● **Task to complete**
Can you swap "runtime" for "duration" everywhere it occurs in the rows below and give them back otherwise unchanged?
*** Supplied information
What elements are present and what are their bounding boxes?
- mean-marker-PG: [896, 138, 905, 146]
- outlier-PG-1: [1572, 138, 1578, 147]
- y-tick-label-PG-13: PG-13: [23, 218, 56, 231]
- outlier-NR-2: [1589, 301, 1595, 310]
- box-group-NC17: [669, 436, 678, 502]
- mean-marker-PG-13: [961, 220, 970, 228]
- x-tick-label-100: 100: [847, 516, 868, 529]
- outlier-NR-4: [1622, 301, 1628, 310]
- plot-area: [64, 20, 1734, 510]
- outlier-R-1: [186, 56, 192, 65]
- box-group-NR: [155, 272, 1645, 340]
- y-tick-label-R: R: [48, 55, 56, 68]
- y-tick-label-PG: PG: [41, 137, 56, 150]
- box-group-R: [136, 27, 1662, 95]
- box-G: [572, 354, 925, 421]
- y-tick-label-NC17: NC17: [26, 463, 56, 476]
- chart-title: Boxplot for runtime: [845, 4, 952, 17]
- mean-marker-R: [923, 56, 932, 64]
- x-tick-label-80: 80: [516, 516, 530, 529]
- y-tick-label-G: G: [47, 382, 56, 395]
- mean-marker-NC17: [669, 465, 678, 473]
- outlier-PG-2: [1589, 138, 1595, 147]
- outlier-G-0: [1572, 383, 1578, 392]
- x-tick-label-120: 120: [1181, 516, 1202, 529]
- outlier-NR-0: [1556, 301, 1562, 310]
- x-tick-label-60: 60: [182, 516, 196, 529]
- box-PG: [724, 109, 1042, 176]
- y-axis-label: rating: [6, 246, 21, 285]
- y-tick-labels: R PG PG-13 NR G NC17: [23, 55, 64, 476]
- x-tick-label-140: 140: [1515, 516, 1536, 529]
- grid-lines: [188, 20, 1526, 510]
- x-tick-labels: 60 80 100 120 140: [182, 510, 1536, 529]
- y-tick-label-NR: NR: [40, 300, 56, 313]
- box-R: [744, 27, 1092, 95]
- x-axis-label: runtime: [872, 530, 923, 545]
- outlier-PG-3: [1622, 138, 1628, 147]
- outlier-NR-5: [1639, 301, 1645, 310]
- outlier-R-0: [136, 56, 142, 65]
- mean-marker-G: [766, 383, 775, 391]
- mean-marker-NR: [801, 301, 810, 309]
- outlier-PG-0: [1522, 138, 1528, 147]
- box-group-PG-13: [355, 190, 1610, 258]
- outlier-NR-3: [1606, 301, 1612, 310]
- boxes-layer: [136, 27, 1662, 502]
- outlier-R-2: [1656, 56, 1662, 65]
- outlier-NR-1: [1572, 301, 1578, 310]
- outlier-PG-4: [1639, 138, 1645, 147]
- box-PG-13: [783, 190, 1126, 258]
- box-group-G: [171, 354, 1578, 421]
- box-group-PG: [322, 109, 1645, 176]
******
● **Task answer**
What elements are present and what are their bounding boxes?
- mean-marker-PG: [896, 138, 905, 146]
- outlier-PG-1: [1572, 138, 1578, 147]
- y-tick-label-PG-13: PG-13: [23, 218, 56, 231]
- outlier-NR-2: [1589, 301, 1595, 310]
- box-group-NC17: [669, 436, 678, 502]
- mean-marker-PG-13: [961, 220, 970, 228]
- x-tick-label-100: 100: [847, 516, 868, 529]
- outlier-NR-4: [1622, 301, 1628, 310]
- plot-area: [64, 20, 1734, 510]
- outlier-R-1: [186, 56, 192, 65]
- box-group-NR: [155, 272, 1645, 340]
- y-tick-label-R: R: [48, 55, 56, 68]
- y-tick-label-PG: PG: [41, 137, 56, 150]
- box-group-R: [136, 27, 1662, 95]
- box-G: [572, 354, 925, 421]
- y-tick-label-NC17: NC17: [26, 463, 56, 476]
- chart-title: Boxplot for duration: [845, 4, 952, 17]
- mean-marker-R: [923, 56, 932, 64]
- x-tick-label-80: 80: [516, 516, 530, 529]
- y-tick-label-G: G: [47, 382, 56, 395]
- mean-marker-NC17: [669, 465, 678, 473]
- outlier-PG-2: [1589, 138, 1595, 147]
- outlier-G-0: [1572, 383, 1578, 392]
- x-tick-label-120: 120: [1181, 516, 1202, 529]
- outlier-NR-0: [1556, 301, 1562, 310]
- x-tick-label-60: 60: [182, 516, 196, 529]
- box-PG: [724, 109, 1042, 176]
- y-axis-label: rating: [6, 246, 21, 285]
- y-tick-labels: R PG PG-13 NR G NC17: [23, 55, 64, 476]
- x-tick-label-140: 140: [1515, 516, 1536, 529]
- grid-lines: [188, 20, 1526, 510]
- x-tick-labels: 60 80 100 120 140: [182, 510, 1536, 529]
- y-tick-label-NR: NR: [40, 300, 56, 313]
- box-R: [744, 27, 1092, 95]
- x-axis-label: duration: [872, 530, 923, 545]
- outlier-PG-3: [1622, 138, 1628, 147]
- outlier-NR-5: [1639, 301, 1645, 310]
- outlier-R-0: [136, 56, 142, 65]
- mean-marker-G: [766, 383, 775, 391]
- mean-marker-NR: [801, 301, 810, 309]
- outlier-PG-0: [1522, 138, 1528, 147]
- box-group-PG-13: [355, 190, 1610, 258]
- outlier-NR-3: [1606, 301, 1612, 310]
- boxes-layer: [136, 27, 1662, 502]
- outlier-R-2: [1656, 56, 1662, 65]
- outlier-NR-1: [1572, 301, 1578, 310]
- outlier-PG-4: [1639, 138, 1645, 147]
- box-PG-13: [783, 190, 1126, 258]
- box-group-G: [171, 354, 1578, 421]
- box-group-PG: [322, 109, 1645, 176]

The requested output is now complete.